Data records
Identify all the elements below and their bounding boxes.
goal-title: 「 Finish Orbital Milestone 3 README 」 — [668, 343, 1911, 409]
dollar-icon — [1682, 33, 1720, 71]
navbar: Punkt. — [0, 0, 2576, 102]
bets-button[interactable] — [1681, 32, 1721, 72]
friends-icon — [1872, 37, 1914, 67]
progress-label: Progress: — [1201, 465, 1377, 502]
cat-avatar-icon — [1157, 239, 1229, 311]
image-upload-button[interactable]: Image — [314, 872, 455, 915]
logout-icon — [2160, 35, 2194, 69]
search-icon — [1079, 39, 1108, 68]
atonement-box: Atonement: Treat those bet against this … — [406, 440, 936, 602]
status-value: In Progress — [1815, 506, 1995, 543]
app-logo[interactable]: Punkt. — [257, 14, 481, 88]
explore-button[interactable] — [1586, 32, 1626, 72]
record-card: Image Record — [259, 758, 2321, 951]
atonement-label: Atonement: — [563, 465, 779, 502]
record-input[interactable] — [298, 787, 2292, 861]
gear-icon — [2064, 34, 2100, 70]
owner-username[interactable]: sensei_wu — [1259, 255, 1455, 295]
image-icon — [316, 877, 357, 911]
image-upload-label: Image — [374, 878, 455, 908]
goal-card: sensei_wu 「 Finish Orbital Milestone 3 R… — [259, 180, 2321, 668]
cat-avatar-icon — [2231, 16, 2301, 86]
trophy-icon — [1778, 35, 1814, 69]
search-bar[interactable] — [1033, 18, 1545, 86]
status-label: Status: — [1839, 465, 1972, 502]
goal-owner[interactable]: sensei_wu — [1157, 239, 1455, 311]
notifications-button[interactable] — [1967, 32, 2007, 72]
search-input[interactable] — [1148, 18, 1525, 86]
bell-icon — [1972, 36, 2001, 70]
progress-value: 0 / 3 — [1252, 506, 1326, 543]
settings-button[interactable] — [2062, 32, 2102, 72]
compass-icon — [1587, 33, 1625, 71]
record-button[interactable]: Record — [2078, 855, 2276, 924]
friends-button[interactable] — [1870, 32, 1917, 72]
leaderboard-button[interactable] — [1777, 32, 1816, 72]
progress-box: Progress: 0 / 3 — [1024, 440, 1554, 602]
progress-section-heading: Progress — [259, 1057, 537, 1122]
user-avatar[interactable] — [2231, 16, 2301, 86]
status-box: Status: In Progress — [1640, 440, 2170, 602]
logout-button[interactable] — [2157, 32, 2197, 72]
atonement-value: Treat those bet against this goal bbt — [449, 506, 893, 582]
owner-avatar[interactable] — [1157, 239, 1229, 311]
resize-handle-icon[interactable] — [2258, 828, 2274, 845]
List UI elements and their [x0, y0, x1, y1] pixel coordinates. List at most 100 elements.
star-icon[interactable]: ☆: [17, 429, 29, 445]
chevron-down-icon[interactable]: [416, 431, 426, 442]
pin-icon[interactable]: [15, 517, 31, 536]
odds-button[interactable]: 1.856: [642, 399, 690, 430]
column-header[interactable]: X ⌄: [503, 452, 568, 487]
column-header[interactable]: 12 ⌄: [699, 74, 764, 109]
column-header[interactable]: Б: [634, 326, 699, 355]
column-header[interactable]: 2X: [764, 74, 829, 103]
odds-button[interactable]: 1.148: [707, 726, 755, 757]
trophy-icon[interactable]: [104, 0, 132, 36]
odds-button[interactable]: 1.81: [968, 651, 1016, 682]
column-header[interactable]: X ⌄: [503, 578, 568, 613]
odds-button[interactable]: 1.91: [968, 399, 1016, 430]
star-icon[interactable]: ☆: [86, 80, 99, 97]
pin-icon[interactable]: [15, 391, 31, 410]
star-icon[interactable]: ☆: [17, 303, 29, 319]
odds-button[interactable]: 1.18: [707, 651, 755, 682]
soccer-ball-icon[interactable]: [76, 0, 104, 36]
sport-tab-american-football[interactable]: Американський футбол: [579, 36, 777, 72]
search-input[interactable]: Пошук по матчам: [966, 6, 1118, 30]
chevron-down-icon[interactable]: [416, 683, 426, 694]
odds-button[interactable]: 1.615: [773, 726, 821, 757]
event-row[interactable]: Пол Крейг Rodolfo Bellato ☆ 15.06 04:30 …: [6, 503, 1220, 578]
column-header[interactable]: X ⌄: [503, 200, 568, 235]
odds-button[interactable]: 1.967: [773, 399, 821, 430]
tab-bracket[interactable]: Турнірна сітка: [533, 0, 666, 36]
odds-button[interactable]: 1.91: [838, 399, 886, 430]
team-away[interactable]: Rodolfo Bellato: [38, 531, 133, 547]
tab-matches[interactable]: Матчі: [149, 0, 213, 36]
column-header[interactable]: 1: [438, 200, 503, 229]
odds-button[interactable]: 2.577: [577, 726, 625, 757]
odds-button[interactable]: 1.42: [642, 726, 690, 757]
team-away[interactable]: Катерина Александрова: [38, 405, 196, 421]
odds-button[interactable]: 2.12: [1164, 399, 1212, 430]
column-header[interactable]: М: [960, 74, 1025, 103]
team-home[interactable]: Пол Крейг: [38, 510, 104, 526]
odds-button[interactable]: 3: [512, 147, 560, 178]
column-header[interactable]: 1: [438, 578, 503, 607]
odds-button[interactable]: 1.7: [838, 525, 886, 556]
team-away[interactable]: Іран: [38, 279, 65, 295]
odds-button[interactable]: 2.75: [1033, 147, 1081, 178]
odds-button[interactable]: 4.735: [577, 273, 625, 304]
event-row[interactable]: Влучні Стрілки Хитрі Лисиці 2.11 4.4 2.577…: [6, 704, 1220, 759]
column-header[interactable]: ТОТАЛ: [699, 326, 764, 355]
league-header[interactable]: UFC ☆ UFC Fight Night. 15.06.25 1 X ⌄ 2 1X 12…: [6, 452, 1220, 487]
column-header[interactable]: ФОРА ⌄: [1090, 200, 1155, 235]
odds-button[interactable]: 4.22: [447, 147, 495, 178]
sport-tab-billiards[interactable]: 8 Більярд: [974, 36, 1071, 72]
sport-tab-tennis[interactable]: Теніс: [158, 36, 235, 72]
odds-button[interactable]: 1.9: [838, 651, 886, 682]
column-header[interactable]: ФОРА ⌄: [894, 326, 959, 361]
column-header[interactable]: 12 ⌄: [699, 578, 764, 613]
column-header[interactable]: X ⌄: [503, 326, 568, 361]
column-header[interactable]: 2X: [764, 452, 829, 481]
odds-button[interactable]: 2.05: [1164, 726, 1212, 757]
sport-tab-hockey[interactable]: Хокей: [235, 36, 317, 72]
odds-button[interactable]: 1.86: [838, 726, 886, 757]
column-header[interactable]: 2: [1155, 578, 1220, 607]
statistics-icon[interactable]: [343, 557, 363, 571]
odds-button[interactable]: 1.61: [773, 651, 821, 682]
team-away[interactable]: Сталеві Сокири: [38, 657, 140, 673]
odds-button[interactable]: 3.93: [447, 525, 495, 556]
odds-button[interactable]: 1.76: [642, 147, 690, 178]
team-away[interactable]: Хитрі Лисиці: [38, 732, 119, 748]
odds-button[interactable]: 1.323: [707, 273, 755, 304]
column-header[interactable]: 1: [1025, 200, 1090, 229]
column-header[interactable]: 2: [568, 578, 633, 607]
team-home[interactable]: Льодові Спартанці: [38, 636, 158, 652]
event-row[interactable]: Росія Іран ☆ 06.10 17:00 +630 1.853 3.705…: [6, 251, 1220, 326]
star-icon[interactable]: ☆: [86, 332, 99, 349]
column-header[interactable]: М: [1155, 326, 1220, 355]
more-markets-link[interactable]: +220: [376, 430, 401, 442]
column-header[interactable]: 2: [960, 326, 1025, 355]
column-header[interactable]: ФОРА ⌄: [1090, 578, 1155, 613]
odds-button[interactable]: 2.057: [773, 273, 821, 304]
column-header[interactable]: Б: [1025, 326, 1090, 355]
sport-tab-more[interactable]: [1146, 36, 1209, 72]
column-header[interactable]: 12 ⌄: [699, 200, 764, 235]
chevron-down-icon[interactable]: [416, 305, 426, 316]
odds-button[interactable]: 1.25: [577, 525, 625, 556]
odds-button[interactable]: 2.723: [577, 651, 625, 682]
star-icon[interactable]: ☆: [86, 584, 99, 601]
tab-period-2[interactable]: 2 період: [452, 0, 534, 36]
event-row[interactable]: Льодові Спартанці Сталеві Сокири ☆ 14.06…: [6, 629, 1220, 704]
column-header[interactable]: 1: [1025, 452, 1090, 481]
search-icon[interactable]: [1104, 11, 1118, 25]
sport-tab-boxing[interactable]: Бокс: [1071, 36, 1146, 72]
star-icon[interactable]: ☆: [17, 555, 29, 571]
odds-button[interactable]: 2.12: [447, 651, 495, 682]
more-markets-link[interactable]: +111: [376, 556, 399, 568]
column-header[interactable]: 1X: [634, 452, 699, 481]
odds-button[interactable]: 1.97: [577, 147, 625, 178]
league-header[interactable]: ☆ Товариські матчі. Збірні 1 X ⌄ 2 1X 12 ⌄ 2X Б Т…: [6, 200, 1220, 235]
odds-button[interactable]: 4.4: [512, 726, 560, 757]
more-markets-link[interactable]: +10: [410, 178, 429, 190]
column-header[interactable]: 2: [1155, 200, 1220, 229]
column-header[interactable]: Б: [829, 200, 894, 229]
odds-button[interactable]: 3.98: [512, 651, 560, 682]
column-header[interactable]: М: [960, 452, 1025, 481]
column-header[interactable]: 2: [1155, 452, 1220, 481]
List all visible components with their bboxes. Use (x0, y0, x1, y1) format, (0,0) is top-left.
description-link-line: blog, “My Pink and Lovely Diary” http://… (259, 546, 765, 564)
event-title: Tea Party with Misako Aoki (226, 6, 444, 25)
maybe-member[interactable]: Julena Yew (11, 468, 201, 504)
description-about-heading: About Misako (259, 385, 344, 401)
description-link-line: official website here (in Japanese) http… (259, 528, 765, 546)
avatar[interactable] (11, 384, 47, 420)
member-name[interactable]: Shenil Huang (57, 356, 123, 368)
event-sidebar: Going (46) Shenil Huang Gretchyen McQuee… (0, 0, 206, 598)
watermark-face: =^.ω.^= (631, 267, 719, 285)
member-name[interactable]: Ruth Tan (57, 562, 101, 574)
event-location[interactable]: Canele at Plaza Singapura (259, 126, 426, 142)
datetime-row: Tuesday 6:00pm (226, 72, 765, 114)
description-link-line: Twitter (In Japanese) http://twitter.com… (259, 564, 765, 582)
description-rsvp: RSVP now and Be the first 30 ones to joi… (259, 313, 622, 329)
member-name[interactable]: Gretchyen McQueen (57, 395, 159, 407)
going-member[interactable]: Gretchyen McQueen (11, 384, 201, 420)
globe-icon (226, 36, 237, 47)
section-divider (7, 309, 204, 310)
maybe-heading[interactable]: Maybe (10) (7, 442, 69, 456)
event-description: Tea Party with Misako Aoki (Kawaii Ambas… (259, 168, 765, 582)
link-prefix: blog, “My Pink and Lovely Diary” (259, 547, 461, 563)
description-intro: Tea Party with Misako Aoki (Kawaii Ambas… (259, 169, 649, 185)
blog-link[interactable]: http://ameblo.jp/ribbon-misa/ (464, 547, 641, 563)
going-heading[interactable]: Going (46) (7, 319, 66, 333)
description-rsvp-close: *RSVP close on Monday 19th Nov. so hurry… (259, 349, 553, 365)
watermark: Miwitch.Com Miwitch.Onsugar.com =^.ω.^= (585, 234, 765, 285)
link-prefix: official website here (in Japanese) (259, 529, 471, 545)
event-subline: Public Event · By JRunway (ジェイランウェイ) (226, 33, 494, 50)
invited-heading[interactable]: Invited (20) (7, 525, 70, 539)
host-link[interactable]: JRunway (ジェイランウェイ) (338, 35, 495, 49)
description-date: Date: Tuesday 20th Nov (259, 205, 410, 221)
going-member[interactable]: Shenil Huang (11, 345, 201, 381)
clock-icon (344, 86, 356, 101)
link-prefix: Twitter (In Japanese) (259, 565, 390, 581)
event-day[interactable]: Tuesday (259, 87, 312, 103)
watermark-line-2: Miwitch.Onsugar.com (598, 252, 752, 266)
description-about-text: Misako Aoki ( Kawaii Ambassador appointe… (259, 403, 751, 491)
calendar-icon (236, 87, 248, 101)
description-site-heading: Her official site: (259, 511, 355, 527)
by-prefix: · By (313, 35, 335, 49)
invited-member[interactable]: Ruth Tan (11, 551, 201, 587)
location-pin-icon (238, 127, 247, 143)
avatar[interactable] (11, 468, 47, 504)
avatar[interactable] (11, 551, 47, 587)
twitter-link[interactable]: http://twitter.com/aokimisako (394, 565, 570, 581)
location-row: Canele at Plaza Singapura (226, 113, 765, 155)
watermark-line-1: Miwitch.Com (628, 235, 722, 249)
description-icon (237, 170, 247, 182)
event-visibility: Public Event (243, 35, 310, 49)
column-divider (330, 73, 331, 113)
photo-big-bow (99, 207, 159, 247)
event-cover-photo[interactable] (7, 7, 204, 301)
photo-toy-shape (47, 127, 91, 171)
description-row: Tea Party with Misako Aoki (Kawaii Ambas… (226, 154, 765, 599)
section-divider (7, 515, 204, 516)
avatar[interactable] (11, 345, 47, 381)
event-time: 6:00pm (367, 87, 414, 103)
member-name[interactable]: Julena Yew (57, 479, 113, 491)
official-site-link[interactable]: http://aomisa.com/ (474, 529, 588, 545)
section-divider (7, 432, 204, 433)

▶ Task statement
Starting at the top of the data records and ending with the line that contains "status-label: Status: —", express those lines as a Markdown table with the columns Row and Text. Put each line's number in Row and the line itself in Text, and leave out any blank lines.

▶ Complete response
| Row | Text |
|---|---|
| 1 | Identify all the elements below and their bounding boxes. |
| 2 | goal-title: 「 Finish Orbital Milestone 3 README 」 — [668, 343, 1911, 409] |
| 3 | dollar-icon — [1682, 33, 1720, 71] |
| 4 | navbar: Punkt. — [0, 0, 2576, 102] |
| 5 | bets-button[interactable] — [1681, 32, 1721, 72] |
| 6 | friends-icon — [1872, 37, 1914, 67] |
| 7 | progress-label: Progress: — [1201, 465, 1377, 502] |
| 8 | cat-avatar-icon — [1157, 239, 1229, 311] |
| 9 | image-upload-button[interactable]: Image — [314, 872, 455, 915] |
| 10 | logout-icon — [2160, 35, 2194, 69] |
| 11 | search-icon — [1079, 39, 1108, 68] |
| 12 | atonement-box: Atonement: Treat those bet against this … — [406, 440, 936, 602] |
| 13 | status-value: In Progress — [1815, 506, 1995, 543] |
| 14 | app-logo[interactable]: Punkt. — [257, 14, 481, 88] |
| 15 | explore-button[interactable] — [1586, 32, 1626, 72] |
| 16 | record-card: Image Record — [259, 758, 2321, 951] |
| 17 | atonement-label: Atonement: — [563, 465, 779, 502] |
| 18 | record-input[interactable] — [298, 787, 2292, 861] |
| 19 | gear-icon — [2064, 34, 2100, 70] |
| 20 | owner-username[interactable]: sensei_wu — [1259, 255, 1455, 295] |
| 21 | image-icon — [316, 877, 357, 911] |
| 22 | image-upload-label: Image — [374, 878, 455, 908] |
| 23 | goal-card: sensei_wu 「 Finish Orbital Milestone 3 R… — [259, 180, 2321, 668] |
| 24 | cat-avatar-icon — [2231, 16, 2301, 86] |
| 25 | trophy-icon — [1778, 35, 1814, 69] |
| 26 | search-bar[interactable] — [1033, 18, 1545, 86] |
| 27 | status-label: Status: — [1839, 465, 1972, 502] |